What you need to do:
a) In the memoir passage below about the escape at sea, list in order each stage the dot passes through as it approaches the boat.
b) Please extend the memoir passage below about the escape at sea, picking up right after its final sentence.

Source passage:
A sense of gratefulness envelops me.
I see the waves still slapping against the sandy beaches under the now dark sky. The ocean does not sleep. The dark waters flood me with memories of our escape: our days floating out somewhere in the South China Sea, our boat bobs up and down without a captain because there is no fuel for it to move anyway, all 13 of us on board already know tomorrow was never promised to any of us. But I’m only 11 years old, and I really don’t want to die.
We all see it because it’s the only thing we’ve been looking for — our glimmer of hope. It is a single dot in the canvas of blue sky and blue water. The dot gets bigger. The men wave their dingy white shirts, hollering out for help but only hearing their own voices bounce off each other. My own mouth is dry, I try to yell for help too but no words come out, I’ve been without water for a long time. The bigger dot is now elongated. Then it begins to look very much like part of a ship’s mast. An eternity goes by when the dot has finally morphed into a ship. No one speaks of it being a possible pirate ship —
I’m grateful to the Thai crew of this ship — this large fishing vessel — to feed us and give us water. I still can taste the sweetness of the giant steamed squids from that night. How do you thank people who save your life?
If you put my three kids into three separate rooms and ask each this question, What does your mom want for you? They should all give you the same answer, To be kind and to be happy. It’s a mantra I’ve been repeating since they were little. Nicolai, on his own, ended his 8th grade valedictorian speech with a familiar quote from Mark Twain: Kindness is the language which the deaf can hear and the blind can see.

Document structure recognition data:
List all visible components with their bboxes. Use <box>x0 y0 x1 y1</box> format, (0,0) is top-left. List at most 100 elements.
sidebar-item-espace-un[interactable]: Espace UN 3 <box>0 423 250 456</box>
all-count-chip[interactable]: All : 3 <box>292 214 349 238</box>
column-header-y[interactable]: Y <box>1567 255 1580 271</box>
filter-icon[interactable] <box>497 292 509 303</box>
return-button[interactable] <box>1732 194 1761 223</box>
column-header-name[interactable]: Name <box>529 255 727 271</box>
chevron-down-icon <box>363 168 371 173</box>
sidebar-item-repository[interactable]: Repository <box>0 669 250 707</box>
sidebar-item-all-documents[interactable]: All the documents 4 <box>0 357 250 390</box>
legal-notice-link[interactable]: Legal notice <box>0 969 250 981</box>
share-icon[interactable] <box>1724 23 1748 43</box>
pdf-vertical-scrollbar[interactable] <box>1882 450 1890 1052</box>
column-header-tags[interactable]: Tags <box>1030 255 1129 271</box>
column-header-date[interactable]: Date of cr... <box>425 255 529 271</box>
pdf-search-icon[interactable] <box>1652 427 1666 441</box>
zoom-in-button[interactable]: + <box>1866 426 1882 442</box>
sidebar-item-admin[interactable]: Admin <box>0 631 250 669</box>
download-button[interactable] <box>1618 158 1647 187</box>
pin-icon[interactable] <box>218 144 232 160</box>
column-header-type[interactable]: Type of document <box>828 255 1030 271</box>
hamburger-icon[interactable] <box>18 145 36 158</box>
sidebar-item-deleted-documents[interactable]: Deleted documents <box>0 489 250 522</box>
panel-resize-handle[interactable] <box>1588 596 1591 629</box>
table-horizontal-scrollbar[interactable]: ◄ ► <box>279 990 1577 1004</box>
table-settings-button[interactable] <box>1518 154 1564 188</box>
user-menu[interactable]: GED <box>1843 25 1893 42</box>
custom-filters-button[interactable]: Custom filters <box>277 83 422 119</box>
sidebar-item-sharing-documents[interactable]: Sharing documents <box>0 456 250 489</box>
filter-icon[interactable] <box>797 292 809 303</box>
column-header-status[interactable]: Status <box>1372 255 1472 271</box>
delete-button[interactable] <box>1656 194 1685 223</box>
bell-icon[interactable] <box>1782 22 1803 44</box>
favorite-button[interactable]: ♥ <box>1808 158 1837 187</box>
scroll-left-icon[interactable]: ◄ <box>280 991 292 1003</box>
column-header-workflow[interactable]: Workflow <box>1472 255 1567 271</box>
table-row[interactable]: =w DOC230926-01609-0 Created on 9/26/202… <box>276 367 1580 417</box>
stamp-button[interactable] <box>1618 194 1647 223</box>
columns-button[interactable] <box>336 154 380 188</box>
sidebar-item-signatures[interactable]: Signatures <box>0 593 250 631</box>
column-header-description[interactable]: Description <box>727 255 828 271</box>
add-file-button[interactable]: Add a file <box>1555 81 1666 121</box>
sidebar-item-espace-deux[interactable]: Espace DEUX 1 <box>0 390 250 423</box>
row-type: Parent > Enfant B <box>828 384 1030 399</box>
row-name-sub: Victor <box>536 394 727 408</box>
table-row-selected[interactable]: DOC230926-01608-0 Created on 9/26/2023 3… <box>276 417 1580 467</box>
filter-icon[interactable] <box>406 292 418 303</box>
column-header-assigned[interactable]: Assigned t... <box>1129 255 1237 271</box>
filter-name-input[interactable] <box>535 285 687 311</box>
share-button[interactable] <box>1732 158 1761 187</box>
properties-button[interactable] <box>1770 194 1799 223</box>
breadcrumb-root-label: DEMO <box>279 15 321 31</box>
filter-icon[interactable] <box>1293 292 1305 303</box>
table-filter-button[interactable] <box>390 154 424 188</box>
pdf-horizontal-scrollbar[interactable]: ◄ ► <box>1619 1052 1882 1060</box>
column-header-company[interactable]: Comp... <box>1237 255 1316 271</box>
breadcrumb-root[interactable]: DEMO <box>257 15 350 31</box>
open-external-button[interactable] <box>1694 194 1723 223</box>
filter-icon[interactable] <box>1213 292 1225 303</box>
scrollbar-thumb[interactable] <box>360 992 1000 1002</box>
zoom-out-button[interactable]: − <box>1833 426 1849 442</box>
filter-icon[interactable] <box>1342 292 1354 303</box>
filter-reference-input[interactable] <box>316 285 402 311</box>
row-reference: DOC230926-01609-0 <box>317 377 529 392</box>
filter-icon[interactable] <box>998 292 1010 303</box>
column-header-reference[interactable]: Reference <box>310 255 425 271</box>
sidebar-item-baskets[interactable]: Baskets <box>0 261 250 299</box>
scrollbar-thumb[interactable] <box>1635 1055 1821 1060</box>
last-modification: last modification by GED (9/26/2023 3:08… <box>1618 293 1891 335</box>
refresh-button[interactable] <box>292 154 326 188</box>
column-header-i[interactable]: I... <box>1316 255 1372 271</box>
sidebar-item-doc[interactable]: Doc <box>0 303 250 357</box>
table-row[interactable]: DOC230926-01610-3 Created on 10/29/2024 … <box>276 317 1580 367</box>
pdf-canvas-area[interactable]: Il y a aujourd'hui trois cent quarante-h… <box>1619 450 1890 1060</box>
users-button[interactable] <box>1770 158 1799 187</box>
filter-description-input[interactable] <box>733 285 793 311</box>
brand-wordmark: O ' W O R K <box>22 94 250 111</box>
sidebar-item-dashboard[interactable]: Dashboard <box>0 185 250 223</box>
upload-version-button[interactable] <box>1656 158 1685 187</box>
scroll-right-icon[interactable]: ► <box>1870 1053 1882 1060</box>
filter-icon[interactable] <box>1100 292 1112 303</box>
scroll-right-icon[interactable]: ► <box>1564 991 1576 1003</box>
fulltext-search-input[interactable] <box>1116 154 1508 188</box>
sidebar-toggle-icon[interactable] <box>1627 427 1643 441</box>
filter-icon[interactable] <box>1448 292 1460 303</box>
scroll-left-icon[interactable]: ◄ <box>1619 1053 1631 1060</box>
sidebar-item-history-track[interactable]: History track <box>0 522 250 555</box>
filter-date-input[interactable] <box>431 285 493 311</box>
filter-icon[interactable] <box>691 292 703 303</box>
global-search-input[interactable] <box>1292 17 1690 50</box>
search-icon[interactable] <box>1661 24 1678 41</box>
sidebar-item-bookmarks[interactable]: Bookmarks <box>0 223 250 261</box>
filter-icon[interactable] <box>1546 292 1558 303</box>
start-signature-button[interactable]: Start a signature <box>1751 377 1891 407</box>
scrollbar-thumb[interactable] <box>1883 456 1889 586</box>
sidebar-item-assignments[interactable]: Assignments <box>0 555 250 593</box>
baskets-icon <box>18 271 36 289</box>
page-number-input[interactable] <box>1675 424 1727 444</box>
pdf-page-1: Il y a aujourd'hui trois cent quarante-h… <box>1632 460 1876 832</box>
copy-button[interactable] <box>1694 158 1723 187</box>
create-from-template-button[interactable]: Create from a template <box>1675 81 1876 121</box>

Answers for each item:
a)
1. A single dot in the canvas of blue sky and blue water
2. The dot gets bigger
3. The bigger dot is elongated
4. It looks very much like part of a ship's mast
5. The dot morphs into a ship

b)
I know “be kind and be happy” is vague — like lazy parenting — but life is vague. I want them to define their own happiness. But I don’t want kindness to be a choice for them, I just want them to be kind.
All 13 of us were rescued by the fishermen who reached out with immeasurable kindness. Then this great country welcomed our family with open arms. This is the only America I know — the America that made it all possible for me and my family to go to school, earn a college degree, work, raise a family. How do you thank a country for all this? There has never been a single moment when I hear or sing the American national anthem and not tear up.
I’m now about half way home. But I don’t want to rush the drive. It’s a perfect night, the highway is sparse, I turn up the volume — Stevie Nicks is singing “Landslide.”
I’m overwhelmed by all the kindness that comes in small packages too.
I’m in 6th grade. Carla, tall with brown short curly hair, sits next to me in class. There is a form that we all have to fill out. I write down my first and last name. Then I am stuck because I don’t understand what the form is asking me. I glance over at other kids’ papers and see that they’re already halfway through the form. Carla smiles at me because she always does. She notices that I’m not writing. I’m embarrassed that I don’t know enough English to fill out this form. She leans over and puts a check in the “female” box for me. She says quietly, You are a girl. Female. And she points to Tony across from us, He is a boy. Male. She smiles again. Carla doesn’t know that I still think of her today.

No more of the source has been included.